▸ **Exercise task**
Reproduce the full listing that appears beneath this instruction exactly.

▸ **Supplied data**
- - -

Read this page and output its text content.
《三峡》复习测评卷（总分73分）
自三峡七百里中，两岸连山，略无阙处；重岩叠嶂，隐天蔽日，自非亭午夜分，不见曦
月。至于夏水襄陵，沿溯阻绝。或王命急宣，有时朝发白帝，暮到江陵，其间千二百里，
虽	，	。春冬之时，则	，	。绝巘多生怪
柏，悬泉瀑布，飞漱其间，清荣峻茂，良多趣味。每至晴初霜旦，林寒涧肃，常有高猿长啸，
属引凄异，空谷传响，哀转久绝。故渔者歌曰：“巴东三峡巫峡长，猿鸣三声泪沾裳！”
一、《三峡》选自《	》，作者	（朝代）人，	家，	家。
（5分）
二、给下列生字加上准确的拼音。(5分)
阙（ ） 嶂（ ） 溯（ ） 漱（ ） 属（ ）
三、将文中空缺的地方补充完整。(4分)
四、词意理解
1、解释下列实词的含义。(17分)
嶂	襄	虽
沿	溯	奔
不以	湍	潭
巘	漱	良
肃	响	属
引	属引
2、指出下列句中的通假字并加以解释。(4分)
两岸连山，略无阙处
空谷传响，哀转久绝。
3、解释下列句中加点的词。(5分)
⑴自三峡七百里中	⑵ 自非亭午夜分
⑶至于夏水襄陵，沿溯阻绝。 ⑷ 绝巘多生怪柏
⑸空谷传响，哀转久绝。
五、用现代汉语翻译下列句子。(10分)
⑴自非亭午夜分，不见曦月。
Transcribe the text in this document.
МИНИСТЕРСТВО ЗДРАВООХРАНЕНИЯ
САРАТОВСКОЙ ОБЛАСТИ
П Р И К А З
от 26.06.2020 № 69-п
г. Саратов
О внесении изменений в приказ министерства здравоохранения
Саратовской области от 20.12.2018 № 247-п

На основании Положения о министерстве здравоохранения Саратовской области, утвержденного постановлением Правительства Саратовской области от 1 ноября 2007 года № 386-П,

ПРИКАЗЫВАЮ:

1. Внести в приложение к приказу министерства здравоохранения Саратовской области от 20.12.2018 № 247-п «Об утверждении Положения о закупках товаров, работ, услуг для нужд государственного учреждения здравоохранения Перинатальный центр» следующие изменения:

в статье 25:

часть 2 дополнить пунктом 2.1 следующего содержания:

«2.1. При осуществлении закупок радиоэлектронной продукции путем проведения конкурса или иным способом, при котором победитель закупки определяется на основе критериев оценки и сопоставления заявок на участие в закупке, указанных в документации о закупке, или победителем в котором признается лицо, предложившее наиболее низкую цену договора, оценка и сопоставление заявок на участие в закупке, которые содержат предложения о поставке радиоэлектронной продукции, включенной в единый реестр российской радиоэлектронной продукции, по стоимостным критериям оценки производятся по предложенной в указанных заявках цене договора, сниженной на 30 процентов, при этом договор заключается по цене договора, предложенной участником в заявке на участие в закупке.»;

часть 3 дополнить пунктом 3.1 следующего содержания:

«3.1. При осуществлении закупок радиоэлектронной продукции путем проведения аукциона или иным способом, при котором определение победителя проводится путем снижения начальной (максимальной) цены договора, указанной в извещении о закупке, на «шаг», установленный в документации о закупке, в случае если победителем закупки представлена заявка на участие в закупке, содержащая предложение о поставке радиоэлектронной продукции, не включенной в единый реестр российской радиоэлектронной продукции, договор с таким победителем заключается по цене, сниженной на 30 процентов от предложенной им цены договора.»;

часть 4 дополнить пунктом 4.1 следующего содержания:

- - -

▸ **Result for this exercise**
Read this page and output its text content.
《三峡》复习测评卷（总分73分）
自三峡七百里中，两岸连山，略无阙处；重岩叠嶂，隐天蔽日，自非亭午夜分，不见曦
月。至于夏水襄陵，沿溯阻绝。或王命急宣，有时朝发白帝，暮到江陵，其间千二百里，
虽	，	。春冬之时，则	，	。绝巘多生怪
柏，悬泉瀑布，飞漱其间，清荣峻茂，良多趣味。每至晴初霜旦，林寒涧肃，常有高猿长啸，
属引凄异，空谷传响，哀转久绝。故渔者歌曰：“巴东三峡巫峡长，猿鸣三声泪沾裳！”
一、《三峡》选自《	》，作者	（朝代）人，	家，	家。
（5分）
二、给下列生字加上准确的拼音。(5分)
阙（ ） 嶂（ ） 溯（ ） 漱（ ） 属（ ）
三、将文中空缺的地方补充完整。(4分)
四、词意理解
1、解释下列实词的含义。(17分)
嶂	襄	虽
沿	溯	奔
不以	湍	潭
巘	漱	良
肃	响	属
引	属引
2、指出下列句中的通假字并加以解释。(4分)
两岸连山，略无阙处
空谷传响，哀转久绝。
3、解释下列句中加点的词。(5分)
⑴自三峡七百里中	⑵ 自非亭午夜分
⑶至于夏水襄陵，沿溯阻绝。 ⑷ 绝巘多生怪柏
⑸空谷传响，哀转久绝。
五、用现代汉语翻译下列句子。(10分)
⑴自非亭午夜分，不见曦月。
Transcribe the text in this document.
МИНИСТЕРСТВО ЗДРАВООХРАНЕНИЯ
САРАТОВСКОЙ ОБЛАСТИ
П Р И К А З
от 26.06.2020 № 69-п
г. Саратов
О внесении изменений в приказ министерства здравоохранения
Саратовской области от 20.12.2018 № 247-п

На основании Положения о министерстве здравоохранения Саратовской области, утвержденного постановлением Правительства Саратовской области от 1 ноября 2007 года № 386-П,

ПРИКАЗЫВАЮ:

1. Внести в приложение к приказу министерства здравоохранения Саратовской области от 20.12.2018 № 247-п «Об утверждении Положения о закупках товаров, работ, услуг для нужд государственного учреждения здравоохранения Перинатальный центр» следующие изменения:

в статье 25:

часть 2 дополнить пунктом 2.1 следующего содержания:

«2.1. При осуществлении закупок радиоэлектронной продукции путем проведения конкурса или иным способом, при котором победитель закупки определяется на основе критериев оценки и сопоставления заявок на участие в закупке, указанных в документации о закупке, или победителем в котором признается лицо, предложившее наиболее низкую цену договора, оценка и сопоставление заявок на участие в закупке, которые содержат предложения о поставке радиоэлектронной продукции, включенной в единый реестр российской радиоэлектронной продукции, по стоимостным критериям оценки производятся по предложенной в указанных заявках цене договора, сниженной на 30 процентов, при этом договор заключается по цене договора, предложенной участником в заявке на участие в закупке.»;

часть 3 дополнить пунктом 3.1 следующего содержания:

«3.1. При осуществлении закупок радиоэлектронной продукции путем проведения аукциона или иным способом, при котором определение победителя проводится путем снижения начальной (максимальной) цены договора, указанной в извещении о закупке, на «шаг», установленный в документации о закупке, в случае если победителем закупки представлена заявка на участие в закупке, содержащая предложение о поставке радиоэлектронной продукции, не включенной в единый реестр российской радиоэлектронной продукции, договор с таким победителем заключается по цене, сниженной на 30 процентов от предложенной им цены договора.»;

часть 4 дополнить пунктом 4.1 следующего содержания:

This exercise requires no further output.